• _What to produce_: Below are the records; locate each line with the word "teachers" and copy it.

╭─ Source records

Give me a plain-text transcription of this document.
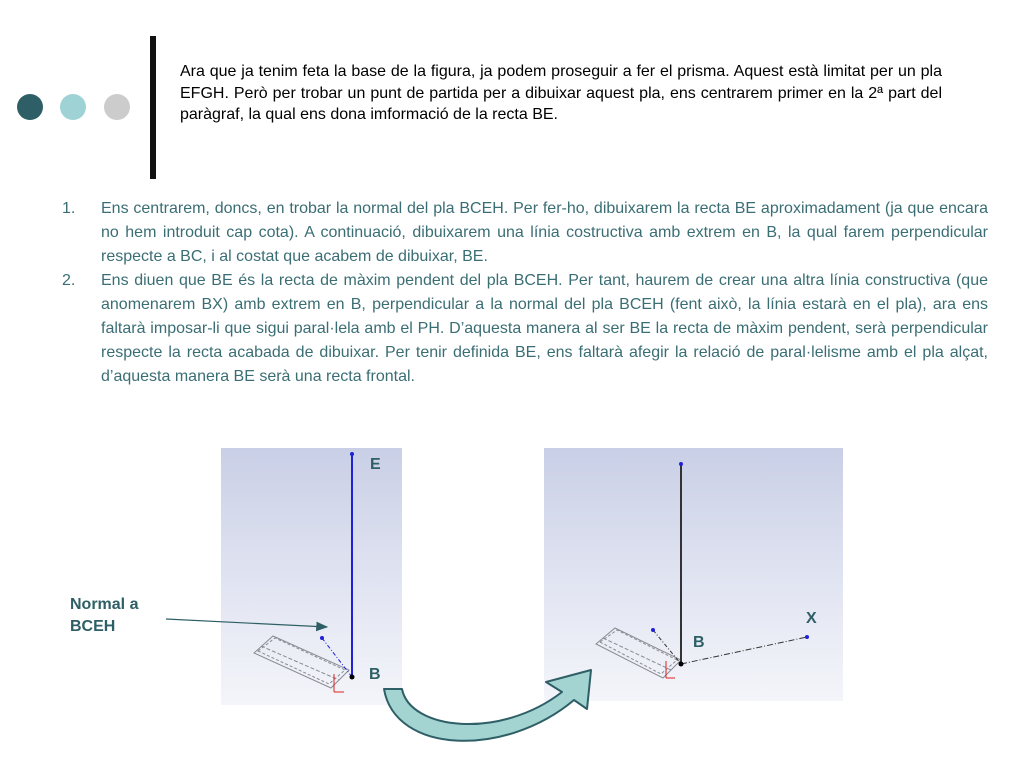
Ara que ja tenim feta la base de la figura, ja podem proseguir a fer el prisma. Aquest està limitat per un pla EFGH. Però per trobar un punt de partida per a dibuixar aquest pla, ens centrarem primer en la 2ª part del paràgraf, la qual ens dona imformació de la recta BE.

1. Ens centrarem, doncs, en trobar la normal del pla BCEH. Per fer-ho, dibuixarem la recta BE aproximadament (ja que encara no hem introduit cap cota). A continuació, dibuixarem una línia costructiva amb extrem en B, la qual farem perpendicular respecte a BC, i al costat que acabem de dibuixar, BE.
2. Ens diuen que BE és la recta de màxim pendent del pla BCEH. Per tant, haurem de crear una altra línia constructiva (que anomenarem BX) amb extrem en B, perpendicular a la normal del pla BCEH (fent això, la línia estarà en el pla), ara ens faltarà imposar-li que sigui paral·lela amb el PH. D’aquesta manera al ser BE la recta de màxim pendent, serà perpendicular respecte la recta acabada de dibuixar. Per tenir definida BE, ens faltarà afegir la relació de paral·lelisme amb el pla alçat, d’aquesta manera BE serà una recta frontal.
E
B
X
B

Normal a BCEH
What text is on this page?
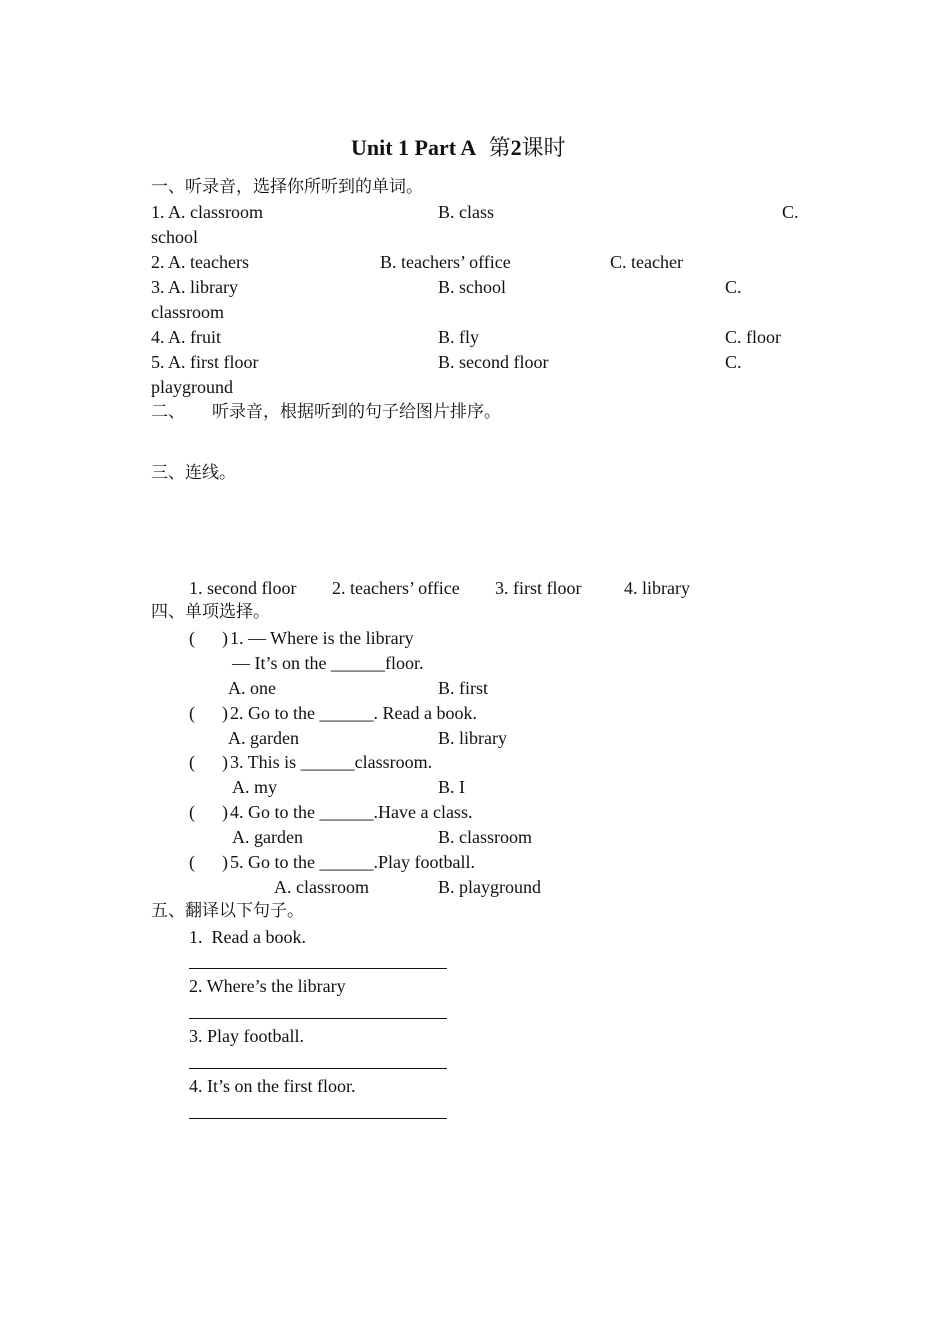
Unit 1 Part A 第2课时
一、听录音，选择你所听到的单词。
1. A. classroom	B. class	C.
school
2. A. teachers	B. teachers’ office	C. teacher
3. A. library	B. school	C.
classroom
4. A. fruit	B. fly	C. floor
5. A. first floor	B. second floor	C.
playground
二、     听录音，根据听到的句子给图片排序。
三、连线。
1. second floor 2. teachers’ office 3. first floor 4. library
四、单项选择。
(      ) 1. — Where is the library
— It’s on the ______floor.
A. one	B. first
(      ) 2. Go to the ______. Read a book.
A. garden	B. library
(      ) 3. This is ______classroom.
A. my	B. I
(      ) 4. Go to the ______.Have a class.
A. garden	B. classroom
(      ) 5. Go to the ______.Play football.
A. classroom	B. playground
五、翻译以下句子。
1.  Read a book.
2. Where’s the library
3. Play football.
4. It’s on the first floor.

╰─

• _Task output_:
2. A. teachers	B. teachers’ office	C. teacher
1. second floor 2. teachers’ office 3. first floor 4. library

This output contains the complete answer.